(What is required) Copy out each of the following lines without changing anything.

(Material supplied)
___

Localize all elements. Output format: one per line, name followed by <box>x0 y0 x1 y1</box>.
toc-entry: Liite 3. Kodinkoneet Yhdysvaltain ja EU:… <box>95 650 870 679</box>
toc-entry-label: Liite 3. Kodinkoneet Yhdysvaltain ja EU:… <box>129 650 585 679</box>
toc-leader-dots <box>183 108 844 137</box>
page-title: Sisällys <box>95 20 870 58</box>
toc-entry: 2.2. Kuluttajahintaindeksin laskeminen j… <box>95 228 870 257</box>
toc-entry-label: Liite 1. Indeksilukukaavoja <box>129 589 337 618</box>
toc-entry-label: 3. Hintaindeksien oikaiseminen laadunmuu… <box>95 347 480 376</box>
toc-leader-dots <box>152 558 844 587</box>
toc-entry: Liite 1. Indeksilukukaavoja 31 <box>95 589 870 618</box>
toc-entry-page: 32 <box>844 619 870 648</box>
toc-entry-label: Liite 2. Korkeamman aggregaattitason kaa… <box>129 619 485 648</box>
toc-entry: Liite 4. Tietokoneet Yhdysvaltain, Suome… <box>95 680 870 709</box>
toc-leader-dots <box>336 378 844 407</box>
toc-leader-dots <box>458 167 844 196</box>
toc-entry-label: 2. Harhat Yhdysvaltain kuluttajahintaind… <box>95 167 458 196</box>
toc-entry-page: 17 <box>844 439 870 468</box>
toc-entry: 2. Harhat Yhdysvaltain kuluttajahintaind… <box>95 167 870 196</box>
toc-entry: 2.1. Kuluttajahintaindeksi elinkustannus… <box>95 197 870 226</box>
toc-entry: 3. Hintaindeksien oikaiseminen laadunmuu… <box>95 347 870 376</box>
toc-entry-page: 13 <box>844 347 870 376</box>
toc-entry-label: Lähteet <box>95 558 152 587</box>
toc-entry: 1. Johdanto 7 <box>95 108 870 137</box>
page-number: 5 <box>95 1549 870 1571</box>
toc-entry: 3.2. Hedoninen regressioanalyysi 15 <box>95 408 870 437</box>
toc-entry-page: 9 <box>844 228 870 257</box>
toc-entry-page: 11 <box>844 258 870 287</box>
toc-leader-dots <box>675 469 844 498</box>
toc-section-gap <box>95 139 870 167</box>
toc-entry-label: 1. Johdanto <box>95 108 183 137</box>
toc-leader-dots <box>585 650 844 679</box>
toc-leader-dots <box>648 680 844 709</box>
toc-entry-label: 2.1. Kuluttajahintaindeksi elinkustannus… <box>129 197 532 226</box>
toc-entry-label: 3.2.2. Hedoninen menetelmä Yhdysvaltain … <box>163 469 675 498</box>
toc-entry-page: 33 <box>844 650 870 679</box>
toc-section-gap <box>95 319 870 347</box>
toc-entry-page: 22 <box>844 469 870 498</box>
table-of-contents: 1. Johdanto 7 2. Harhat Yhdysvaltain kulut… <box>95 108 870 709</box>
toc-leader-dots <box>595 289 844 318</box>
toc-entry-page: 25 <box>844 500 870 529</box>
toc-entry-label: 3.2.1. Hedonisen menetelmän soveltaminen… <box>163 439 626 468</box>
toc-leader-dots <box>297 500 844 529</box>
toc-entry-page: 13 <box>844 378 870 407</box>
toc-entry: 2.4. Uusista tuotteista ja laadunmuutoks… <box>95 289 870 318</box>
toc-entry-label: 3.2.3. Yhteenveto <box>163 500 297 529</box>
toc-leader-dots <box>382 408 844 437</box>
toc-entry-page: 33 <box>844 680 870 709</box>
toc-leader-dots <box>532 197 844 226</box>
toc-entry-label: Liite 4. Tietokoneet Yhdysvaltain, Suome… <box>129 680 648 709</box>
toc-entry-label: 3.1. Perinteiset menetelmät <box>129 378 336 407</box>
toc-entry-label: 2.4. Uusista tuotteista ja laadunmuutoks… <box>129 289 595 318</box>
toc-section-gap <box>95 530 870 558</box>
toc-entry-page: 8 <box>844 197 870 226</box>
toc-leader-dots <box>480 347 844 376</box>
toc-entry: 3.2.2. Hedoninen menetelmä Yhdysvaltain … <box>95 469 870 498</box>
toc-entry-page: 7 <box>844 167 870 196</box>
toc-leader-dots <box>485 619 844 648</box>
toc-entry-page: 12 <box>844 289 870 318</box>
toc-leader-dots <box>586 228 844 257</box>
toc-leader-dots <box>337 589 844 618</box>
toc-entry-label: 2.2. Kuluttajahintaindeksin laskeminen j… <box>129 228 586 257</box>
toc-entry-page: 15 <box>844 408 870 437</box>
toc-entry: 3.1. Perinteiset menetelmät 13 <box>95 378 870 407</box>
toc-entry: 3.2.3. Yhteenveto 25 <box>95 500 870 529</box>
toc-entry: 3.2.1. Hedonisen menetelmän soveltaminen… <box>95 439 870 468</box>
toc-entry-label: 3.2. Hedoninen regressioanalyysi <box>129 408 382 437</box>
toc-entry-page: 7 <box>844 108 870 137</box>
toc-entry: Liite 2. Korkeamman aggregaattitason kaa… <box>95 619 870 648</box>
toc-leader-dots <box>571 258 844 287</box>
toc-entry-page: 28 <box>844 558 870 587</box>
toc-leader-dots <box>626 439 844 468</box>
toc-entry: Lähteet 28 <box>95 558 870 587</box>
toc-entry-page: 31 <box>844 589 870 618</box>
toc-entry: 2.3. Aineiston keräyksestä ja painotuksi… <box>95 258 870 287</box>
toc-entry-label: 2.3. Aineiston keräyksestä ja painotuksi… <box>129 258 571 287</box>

___

(Final result)
Localize all elements. Output format: one per line, name followed by <box>x0 y0 x1 y1</box>.
toc-entry: Liite 3. Kodinkoneet Yhdysvaltain ja EU:… <box>95 650 870 679</box>
toc-entry-label: Liite 3. Kodinkoneet Yhdysvaltain ja EU:… <box>129 650 585 679</box>
toc-leader-dots <box>183 108 844 137</box>
page-title: Sisällys <box>95 20 870 58</box>
toc-entry: 2.2. Kuluttajahintaindeksin laskeminen j… <box>95 228 870 257</box>
toc-entry-label: Liite 1. Indeksilukukaavoja <box>129 589 337 618</box>
toc-entry-label: 3. Hintaindeksien oikaiseminen laadunmuu… <box>95 347 480 376</box>
toc-leader-dots <box>152 558 844 587</box>
toc-entry: Liite 1. Indeksilukukaavoja 31 <box>95 589 870 618</box>
toc-entry-page: 32 <box>844 619 870 648</box>
toc-entry-label: Liite 2. Korkeamman aggregaattitason kaa… <box>129 619 485 648</box>
toc-entry: Liite 4. Tietokoneet Yhdysvaltain, Suome… <box>95 680 870 709</box>
toc-leader-dots <box>336 378 844 407</box>
toc-leader-dots <box>458 167 844 196</box>
toc-entry-label: 2. Harhat Yhdysvaltain kuluttajahintaind… <box>95 167 458 196</box>
toc-entry-page: 17 <box>844 439 870 468</box>
toc-entry: 2. Harhat Yhdysvaltain kuluttajahintaind… <box>95 167 870 196</box>
toc-entry: 2.1. Kuluttajahintaindeksi elinkustannus… <box>95 197 870 226</box>
toc-entry: 3. Hintaindeksien oikaiseminen laadunmuu… <box>95 347 870 376</box>
toc-entry-page: 13 <box>844 347 870 376</box>
toc-entry-label: Lähteet <box>95 558 152 587</box>
toc-entry: 1. Johdanto 7 <box>95 108 870 137</box>
page-number: 5 <box>95 1549 870 1571</box>
toc-entry: 3.2. Hedoninen regressioanalyysi 15 <box>95 408 870 437</box>
toc-entry-page: 9 <box>844 228 870 257</box>
toc-entry-page: 11 <box>844 258 870 287</box>
toc-leader-dots <box>675 469 844 498</box>
toc-section-gap <box>95 139 870 167</box>
toc-entry-label: 1. Johdanto <box>95 108 183 137</box>
toc-leader-dots <box>585 650 844 679</box>
toc-leader-dots <box>648 680 844 709</box>
toc-entry-label: 2.1. Kuluttajahintaindeksi elinkustannus… <box>129 197 532 226</box>
toc-entry-label: 3.2.2. Hedoninen menetelmä Yhdysvaltain … <box>163 469 675 498</box>
toc-entry-page: 33 <box>844 650 870 679</box>
toc-section-gap <box>95 319 870 347</box>
toc-entry-page: 22 <box>844 469 870 498</box>
table-of-contents: 1. Johdanto 7 2. Harhat Yhdysvaltain kulut… <box>95 108 870 709</box>
toc-leader-dots <box>595 289 844 318</box>
toc-entry-page: 25 <box>844 500 870 529</box>
toc-entry-label: 3.2.1. Hedonisen menetelmän soveltaminen… <box>163 439 626 468</box>
toc-leader-dots <box>297 500 844 529</box>
toc-entry-page: 13 <box>844 378 870 407</box>
toc-entry: 2.4. Uusista tuotteista ja laadunmuutoks… <box>95 289 870 318</box>
toc-entry-label: 3.2.3. Yhteenveto <box>163 500 297 529</box>
toc-leader-dots <box>382 408 844 437</box>
toc-entry-page: 33 <box>844 680 870 709</box>
toc-leader-dots <box>532 197 844 226</box>
toc-entry-label: Liite 4. Tietokoneet Yhdysvaltain, Suome… <box>129 680 648 709</box>
toc-entry-label: 3.1. Perinteiset menetelmät <box>129 378 336 407</box>
toc-entry-label: 2.4. Uusista tuotteista ja laadunmuutoks… <box>129 289 595 318</box>
toc-section-gap <box>95 530 870 558</box>
toc-entry-page: 8 <box>844 197 870 226</box>
toc-leader-dots <box>480 347 844 376</box>
toc-entry: 3.2.2. Hedoninen menetelmä Yhdysvaltain … <box>95 469 870 498</box>
toc-entry-page: 7 <box>844 167 870 196</box>
toc-leader-dots <box>485 619 844 648</box>
toc-entry-page: 12 <box>844 289 870 318</box>
toc-leader-dots <box>586 228 844 257</box>
toc-leader-dots <box>337 589 844 618</box>
toc-entry-label: 2.2. Kuluttajahintaindeksin laskeminen j… <box>129 228 586 257</box>
toc-entry-page: 15 <box>844 408 870 437</box>
toc-entry: 3.1. Perinteiset menetelmät 13 <box>95 378 870 407</box>
toc-entry: 3.2.3. Yhteenveto 25 <box>95 500 870 529</box>
toc-entry: 3.2.1. Hedonisen menetelmän soveltaminen… <box>95 439 870 468</box>
toc-entry-label: 3.2. Hedoninen regressioanalyysi <box>129 408 382 437</box>
toc-entry-page: 7 <box>844 108 870 137</box>
toc-entry: Liite 2. Korkeamman aggregaattitason kaa… <box>95 619 870 648</box>
toc-leader-dots <box>571 258 844 287</box>
toc-entry-page: 28 <box>844 558 870 587</box>
toc-leader-dots <box>626 439 844 468</box>
toc-entry: Lähteet 28 <box>95 558 870 587</box>
toc-entry-page: 31 <box>844 589 870 618</box>
toc-entry: 2.3. Aineiston keräyksestä ja painotuksi… <box>95 258 870 287</box>
toc-entry-label: 2.3. Aineiston keräyksestä ja painotuksi… <box>129 258 571 287</box>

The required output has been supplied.